• _Blok Teks_:
▽
Pengantar
Setiap
orang tua menghendaki anak-anaknya mendapat pendidikan bermutu, nilai-nilai
iman dan moral yang tertanam baik, dan suasana belajar anak yang menyenangkan.
Kerapkali hal-hal tersebut tidak ditemukan para orangtua di sekolah umum. Oleh
karena itu muncullah ide orangtua untuk “menyekolahkan” anak-anaknya di rumah.
Dalam perkembangannya, berdirilah lembaga sekolah yang disebut sekolah-rumah
(homeschooling) atau dikenal juga dengan istilah sekolah mandiri, atau home
education atau home based learning.
Latar Belakang
Banyaknya
orangtua yang tidak puas dengan hasil sekolah formal mendorong orangtua
mendidik anaknya di rumah. Kerapkali sekolah formal berorientasi pada nilai
rapor (kepentingan sekolah), bukannya mengedepankan keterampilan hidup dan
bersosial (nilai-nilai iman dan moral). Di sekolah, banyak murid mengejar nilai
rapor dengan mencontek atau membeli ijazah palsu. Selain itu, perhatian secara
personal pada anak, kurang diperhatikan. Ditambah lagi, identitas anak
distigmatisasi dan ditentukan oleh teman-temannya yang lebih pintar, lebih
unggul atau lebih “cerdas”. Keadaan demikian menambah suasana sekolah menjadi
tidak menyenangkan.
△
• _Catatan batas elemen_:
▽
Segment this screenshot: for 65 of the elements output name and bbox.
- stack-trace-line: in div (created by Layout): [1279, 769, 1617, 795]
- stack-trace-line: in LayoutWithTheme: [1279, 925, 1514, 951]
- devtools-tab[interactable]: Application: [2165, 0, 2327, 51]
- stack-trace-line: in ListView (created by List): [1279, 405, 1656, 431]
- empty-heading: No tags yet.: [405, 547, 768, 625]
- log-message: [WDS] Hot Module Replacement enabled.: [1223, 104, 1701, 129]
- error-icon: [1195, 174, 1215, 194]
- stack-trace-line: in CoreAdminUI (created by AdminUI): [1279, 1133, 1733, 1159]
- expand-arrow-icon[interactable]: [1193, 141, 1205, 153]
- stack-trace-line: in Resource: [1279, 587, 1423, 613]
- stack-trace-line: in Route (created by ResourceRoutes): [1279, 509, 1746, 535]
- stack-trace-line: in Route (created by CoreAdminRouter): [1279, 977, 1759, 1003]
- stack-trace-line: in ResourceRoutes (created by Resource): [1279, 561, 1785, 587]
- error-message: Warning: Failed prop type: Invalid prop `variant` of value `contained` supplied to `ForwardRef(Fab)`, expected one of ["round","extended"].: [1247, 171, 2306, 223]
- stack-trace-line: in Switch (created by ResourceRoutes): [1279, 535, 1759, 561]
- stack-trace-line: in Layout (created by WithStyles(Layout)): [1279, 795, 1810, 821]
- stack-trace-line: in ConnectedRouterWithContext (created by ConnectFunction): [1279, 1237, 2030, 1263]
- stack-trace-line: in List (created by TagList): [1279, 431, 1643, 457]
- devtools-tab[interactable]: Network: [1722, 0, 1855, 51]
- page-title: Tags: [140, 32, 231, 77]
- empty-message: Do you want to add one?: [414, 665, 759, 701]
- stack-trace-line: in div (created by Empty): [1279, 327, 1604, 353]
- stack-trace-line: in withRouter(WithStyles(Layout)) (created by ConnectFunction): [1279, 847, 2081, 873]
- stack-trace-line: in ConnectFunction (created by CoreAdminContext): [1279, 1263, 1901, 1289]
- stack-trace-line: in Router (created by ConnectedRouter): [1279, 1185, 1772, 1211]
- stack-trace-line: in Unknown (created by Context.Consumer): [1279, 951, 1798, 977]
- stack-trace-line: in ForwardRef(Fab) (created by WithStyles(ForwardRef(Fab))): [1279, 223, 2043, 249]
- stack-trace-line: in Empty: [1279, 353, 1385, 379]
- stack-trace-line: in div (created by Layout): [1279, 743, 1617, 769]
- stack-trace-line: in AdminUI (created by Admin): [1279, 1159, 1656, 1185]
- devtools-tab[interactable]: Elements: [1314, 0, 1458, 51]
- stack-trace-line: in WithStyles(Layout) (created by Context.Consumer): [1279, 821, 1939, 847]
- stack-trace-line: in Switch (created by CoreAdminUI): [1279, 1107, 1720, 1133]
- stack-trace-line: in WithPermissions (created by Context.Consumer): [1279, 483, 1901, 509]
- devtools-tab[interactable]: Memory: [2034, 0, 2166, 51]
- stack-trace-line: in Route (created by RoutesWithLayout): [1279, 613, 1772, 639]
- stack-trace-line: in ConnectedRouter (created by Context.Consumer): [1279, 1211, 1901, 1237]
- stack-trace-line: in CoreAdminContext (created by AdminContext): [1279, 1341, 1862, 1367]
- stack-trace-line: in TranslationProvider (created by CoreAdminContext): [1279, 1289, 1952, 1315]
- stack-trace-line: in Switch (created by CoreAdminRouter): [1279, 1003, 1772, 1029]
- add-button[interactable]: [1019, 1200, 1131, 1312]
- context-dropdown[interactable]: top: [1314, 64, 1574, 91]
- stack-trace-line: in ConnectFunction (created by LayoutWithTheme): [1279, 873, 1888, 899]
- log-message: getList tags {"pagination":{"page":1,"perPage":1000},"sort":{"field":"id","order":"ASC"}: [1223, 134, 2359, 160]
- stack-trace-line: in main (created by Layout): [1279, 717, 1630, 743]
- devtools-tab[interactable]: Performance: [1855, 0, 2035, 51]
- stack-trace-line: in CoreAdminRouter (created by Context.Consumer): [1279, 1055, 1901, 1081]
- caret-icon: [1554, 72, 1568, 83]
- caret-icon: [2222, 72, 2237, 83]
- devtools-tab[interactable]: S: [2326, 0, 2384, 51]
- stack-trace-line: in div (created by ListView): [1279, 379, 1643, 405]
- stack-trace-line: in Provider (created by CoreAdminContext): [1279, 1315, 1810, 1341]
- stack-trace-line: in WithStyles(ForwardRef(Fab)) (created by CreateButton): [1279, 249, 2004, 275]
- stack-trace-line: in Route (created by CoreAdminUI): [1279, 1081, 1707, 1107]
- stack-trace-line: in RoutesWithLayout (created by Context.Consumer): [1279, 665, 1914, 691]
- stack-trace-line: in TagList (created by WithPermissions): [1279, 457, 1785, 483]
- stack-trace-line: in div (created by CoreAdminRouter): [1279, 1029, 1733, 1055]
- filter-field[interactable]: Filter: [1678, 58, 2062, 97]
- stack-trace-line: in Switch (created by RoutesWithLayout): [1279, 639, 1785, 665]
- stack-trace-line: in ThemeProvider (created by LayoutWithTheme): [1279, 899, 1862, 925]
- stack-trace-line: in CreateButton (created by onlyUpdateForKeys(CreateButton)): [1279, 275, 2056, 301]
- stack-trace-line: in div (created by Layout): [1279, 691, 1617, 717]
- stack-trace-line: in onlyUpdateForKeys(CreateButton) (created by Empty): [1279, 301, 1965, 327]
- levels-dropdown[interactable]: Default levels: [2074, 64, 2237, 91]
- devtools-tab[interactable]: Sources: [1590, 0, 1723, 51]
△
• _Tugas yang Dikerjakan_:
**1.** Salin ulang bagian teks tentang sekolah-rumah mulai dari "Dalam perkembangannya, berdirilah" sampai dengan "tidak menyenangkan.".
**2.** Jawablah pertanyaan berikut berdasarkan teks tentang sekolah-rumah.
(a) Istilah lain apa saja yang disebutkan untuk sekolah-rumah?
(b) Menurut teks, sekolah formal kerapkali berorientasi pada apa?
(c) Dengan cara apa banyak murid mengejar nilai rapor di sekolah?

• _Kunci Jawaban Latihan_:
**1.**
Dalam perkembangannya, berdirilah lembaga sekolah yang disebut sekolah-rumah
(homeschooling) atau dikenal juga dengan istilah sekolah mandiri, atau home
education atau home based learning.
Latar Belakang
Banyaknya
orangtua yang tidak puas dengan hasil sekolah formal mendorong orangtua
mendidik anaknya di rumah. Kerapkali sekolah formal berorientasi pada nilai
rapor (kepentingan sekolah), bukannya mengedepankan keterampilan hidup dan
bersosial (nilai-nilai iman dan moral). Di sekolah, banyak murid mengejar nilai
rapor dengan mencontek atau membeli ijazah palsu. Selain itu, perhatian secara
personal pada anak, kurang diperhatikan. Ditambah lagi, identitas anak
distigmatisasi dan ditentukan oleh teman-temannya yang lebih pintar, lebih
unggul atau lebih “cerdas”. Keadaan demikian menambah suasana sekolah menjadi
tidak menyenangkan.

**2.**
(a) Homeschooling, sekolah mandiri, home education, dan home based learning.
(b) Pada nilai rapor (kepentingan sekolah).
(c) Dengan mencontek atau membeli ijazah palsu.